§ **BRANO IN ESAME**:
•••••
Circa 70 persone dall’alba a mezzogiorno di mercoledì. Quasi il doppio delle vittime del massacro del kibbutz Nir Oz. 22 di loro erano bambini e 15 donne. La sera prima, 23 erano state uccise in un ospedale.
L’operazione “Carri di Gideon” non è ancora iniziata, e i carri del genocidio stanno già scaldando i motori.
Come chiameremo questo massacro, così indiscriminato e inutile, ancor prima che la grande operazione sia iniziata? 23 morti nel bombardamento di un ospedale – uno dei crimini di guerra più gravi – solo per cercare di uccidere Mohammed Sinwar, l’ultimo diavolo, con nove bombe antibunker – tutto per soddisfare la brama di Yedioth Ahronoth [un quotidiano israeliano, n.d.t.] per il titolo principale: “Sulle orme di suo fratello”. I lettori l’hanno adorato, gli israeliani l’hanno adorato, nessuno si è espresso contro mercoledì.
•••••
§ **DATI FORNITI**:
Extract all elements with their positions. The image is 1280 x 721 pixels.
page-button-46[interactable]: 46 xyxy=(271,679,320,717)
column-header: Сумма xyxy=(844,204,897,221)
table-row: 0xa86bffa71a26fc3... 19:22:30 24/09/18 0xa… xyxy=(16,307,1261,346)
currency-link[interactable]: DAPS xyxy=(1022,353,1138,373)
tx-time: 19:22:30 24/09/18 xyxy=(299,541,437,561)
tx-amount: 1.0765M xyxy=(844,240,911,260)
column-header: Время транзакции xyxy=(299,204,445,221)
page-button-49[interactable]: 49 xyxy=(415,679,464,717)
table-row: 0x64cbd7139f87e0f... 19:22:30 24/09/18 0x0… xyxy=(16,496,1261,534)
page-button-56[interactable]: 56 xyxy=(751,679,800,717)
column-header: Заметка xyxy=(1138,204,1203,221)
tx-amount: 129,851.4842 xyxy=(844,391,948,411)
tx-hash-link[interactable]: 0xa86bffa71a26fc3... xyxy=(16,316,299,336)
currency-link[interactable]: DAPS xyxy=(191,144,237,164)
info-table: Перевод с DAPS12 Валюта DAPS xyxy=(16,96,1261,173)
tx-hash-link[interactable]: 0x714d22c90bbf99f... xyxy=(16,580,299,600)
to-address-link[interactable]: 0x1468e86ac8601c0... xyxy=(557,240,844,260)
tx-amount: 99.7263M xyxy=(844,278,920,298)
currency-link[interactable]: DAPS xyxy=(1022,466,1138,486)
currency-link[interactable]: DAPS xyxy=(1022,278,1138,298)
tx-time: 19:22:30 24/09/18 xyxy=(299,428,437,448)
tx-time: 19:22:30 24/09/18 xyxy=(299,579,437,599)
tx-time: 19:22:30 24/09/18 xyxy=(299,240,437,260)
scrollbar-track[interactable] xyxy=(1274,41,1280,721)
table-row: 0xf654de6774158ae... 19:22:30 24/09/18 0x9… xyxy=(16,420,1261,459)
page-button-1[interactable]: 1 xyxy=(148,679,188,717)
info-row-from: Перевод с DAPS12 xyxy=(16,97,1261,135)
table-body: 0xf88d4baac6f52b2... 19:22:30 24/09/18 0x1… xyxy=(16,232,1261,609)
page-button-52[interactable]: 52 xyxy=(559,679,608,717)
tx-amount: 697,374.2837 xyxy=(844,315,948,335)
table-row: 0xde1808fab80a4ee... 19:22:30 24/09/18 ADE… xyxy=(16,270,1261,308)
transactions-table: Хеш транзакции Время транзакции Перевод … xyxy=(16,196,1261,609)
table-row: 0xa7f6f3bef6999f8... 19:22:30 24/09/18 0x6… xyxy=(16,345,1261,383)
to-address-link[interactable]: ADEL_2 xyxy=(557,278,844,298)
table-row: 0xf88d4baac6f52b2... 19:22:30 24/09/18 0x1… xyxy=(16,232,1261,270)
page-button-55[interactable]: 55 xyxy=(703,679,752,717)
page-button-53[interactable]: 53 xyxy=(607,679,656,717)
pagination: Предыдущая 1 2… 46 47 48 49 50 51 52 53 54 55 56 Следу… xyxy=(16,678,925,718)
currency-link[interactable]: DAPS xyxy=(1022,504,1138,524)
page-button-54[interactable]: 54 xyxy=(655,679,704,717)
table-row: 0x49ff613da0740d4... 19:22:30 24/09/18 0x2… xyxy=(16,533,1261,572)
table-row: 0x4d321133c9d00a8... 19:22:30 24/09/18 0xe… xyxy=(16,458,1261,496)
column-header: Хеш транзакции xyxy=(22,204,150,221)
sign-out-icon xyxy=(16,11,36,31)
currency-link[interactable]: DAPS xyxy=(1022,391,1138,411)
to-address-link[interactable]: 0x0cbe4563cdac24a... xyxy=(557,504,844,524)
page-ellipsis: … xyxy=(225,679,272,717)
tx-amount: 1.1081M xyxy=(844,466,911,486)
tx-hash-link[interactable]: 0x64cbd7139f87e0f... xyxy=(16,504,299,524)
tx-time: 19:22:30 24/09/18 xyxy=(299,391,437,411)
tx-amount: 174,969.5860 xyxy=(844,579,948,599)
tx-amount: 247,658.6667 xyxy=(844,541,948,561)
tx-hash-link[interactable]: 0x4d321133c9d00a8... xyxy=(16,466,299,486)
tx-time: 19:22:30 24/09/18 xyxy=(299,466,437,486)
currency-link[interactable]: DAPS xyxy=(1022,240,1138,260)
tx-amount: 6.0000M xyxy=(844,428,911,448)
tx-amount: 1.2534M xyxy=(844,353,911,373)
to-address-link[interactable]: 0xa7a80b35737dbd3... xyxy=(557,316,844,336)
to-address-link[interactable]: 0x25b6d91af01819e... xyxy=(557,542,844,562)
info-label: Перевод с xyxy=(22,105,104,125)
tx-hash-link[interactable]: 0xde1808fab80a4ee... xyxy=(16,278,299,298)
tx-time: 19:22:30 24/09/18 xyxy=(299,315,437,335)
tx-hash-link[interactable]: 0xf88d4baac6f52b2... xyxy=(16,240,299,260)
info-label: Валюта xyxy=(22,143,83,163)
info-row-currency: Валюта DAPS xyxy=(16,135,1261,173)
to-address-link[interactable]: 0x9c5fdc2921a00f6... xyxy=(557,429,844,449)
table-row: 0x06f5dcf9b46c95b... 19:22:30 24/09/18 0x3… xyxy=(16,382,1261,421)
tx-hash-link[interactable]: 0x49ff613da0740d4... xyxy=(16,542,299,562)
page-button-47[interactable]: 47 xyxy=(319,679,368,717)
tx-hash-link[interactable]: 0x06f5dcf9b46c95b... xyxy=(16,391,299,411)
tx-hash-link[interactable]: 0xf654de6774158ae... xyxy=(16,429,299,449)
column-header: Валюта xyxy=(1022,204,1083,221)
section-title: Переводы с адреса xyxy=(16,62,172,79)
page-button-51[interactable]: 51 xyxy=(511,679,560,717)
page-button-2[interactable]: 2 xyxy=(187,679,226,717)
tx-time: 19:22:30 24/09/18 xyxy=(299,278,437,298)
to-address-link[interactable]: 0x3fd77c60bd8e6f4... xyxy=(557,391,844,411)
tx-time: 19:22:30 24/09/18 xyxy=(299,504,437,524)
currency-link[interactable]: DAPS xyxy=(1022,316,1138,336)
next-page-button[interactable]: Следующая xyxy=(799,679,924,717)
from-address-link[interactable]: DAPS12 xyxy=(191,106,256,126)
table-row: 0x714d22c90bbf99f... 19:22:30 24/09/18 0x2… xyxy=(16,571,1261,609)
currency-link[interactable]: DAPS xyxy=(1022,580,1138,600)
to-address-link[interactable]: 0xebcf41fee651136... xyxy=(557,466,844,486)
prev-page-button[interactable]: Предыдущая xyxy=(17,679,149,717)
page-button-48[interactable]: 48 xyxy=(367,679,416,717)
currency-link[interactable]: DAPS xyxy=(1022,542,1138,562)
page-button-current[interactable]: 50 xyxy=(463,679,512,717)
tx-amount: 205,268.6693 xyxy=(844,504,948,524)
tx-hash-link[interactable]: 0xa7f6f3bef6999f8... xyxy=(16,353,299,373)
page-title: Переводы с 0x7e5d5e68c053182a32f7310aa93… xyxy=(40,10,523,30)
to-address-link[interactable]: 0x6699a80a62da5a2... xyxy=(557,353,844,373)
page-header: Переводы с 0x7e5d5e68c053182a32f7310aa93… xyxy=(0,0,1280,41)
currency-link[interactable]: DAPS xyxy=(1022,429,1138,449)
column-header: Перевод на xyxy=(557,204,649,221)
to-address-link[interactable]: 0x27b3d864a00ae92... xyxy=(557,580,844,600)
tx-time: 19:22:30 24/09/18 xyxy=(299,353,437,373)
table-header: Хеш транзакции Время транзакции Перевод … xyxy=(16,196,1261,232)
•••••
§ **OBIETTIVO DEL COMPITO**:
Traduci in inglese la seguente frase del brano in esame: «L’operazione “Carri di Gideon” non è ancora iniziata, e i carri del genocidio stanno già scaldando i motori.» I record non servono a questo lavoro.

§ **SOLUZIONE SCRITTA**:
Operation “Gideon’s Chariots” has not begun yet, and the chariots of genocide are already warming up their engines.